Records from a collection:
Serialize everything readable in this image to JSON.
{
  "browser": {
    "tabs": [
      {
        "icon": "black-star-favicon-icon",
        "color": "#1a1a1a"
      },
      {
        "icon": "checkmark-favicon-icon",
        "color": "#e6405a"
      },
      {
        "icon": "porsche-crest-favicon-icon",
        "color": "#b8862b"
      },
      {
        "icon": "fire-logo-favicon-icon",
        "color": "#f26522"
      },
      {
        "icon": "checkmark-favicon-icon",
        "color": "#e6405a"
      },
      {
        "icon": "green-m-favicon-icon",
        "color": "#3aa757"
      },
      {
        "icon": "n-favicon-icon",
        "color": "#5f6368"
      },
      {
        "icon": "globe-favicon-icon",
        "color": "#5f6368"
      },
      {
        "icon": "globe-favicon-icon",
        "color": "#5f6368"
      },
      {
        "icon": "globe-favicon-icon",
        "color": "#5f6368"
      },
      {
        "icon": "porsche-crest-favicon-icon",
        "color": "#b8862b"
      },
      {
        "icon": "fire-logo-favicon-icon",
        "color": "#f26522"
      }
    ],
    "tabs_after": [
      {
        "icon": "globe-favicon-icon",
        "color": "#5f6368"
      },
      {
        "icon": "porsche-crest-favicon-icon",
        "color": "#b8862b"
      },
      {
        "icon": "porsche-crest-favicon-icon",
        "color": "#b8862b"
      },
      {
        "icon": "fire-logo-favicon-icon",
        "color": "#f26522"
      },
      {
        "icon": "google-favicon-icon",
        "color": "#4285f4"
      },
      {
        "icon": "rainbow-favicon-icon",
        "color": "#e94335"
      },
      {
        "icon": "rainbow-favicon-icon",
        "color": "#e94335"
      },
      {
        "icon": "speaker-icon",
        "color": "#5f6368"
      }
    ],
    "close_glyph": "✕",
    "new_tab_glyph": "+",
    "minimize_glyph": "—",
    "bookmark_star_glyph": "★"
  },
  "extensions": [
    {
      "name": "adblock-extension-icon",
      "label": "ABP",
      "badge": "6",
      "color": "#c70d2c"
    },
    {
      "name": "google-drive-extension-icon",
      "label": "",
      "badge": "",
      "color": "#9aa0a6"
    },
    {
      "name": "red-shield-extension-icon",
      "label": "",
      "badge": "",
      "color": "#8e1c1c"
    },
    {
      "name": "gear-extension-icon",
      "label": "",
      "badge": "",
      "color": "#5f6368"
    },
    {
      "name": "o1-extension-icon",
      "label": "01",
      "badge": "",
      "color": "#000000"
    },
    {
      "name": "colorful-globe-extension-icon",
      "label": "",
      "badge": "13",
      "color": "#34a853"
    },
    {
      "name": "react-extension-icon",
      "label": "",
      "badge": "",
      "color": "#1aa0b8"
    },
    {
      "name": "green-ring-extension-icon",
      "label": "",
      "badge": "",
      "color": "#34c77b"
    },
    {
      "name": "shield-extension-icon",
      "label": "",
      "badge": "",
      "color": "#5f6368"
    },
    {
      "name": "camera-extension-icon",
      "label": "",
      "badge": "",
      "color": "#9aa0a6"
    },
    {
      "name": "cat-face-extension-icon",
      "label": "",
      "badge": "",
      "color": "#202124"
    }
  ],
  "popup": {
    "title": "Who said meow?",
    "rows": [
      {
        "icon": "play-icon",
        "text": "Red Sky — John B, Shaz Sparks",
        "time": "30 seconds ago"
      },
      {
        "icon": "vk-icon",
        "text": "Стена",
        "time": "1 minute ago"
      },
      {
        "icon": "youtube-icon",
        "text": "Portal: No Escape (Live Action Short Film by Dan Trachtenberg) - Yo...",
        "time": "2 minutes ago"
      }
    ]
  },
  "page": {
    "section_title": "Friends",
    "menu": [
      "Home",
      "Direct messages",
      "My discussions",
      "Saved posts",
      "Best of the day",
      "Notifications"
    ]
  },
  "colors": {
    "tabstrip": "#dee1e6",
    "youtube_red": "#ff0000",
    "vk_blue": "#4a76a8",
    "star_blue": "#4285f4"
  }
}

◆ **WHAT YOU SHOULD DO**: Reply with only the number of lines in the material above where the string "green" appears.

◆ **ANSWER TO THIS EXERCISE**: 2